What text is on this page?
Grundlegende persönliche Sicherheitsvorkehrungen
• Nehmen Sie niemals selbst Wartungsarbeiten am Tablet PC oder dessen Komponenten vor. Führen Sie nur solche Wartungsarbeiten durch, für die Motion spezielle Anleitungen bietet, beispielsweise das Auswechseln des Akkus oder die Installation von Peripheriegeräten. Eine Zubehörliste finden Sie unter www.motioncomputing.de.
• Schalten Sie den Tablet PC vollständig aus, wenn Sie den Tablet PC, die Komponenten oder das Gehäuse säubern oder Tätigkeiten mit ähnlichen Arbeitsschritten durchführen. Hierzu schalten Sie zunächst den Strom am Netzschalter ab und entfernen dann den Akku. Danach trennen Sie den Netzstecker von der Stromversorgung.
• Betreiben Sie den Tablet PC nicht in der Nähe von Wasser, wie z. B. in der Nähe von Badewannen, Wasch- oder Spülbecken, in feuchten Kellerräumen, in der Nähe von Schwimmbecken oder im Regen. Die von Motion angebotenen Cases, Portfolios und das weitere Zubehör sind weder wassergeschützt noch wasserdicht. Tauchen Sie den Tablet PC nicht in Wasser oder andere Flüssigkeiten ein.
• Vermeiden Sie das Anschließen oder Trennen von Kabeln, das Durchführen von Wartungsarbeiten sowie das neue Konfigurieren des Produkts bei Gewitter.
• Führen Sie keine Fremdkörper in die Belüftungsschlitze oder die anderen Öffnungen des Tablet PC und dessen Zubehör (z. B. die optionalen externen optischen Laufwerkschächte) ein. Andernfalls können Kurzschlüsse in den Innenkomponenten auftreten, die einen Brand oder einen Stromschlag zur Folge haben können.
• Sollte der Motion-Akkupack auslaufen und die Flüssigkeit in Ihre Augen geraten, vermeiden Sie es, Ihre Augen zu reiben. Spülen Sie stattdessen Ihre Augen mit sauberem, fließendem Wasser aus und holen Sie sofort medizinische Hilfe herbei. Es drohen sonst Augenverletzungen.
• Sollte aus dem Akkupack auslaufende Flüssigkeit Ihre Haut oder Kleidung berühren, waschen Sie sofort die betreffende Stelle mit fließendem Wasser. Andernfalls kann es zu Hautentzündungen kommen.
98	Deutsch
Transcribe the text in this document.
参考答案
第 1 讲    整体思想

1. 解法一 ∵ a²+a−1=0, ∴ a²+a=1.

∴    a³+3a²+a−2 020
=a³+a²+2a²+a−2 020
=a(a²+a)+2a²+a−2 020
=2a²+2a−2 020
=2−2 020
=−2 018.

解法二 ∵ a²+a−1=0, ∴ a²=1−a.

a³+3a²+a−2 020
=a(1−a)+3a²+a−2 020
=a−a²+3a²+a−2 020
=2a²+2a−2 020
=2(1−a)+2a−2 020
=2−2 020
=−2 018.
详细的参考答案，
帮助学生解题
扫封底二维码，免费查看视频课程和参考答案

··········

▶ Stated problem
In the entries above, count every line containing the word "text". Write only the total.

▶ Solution below
2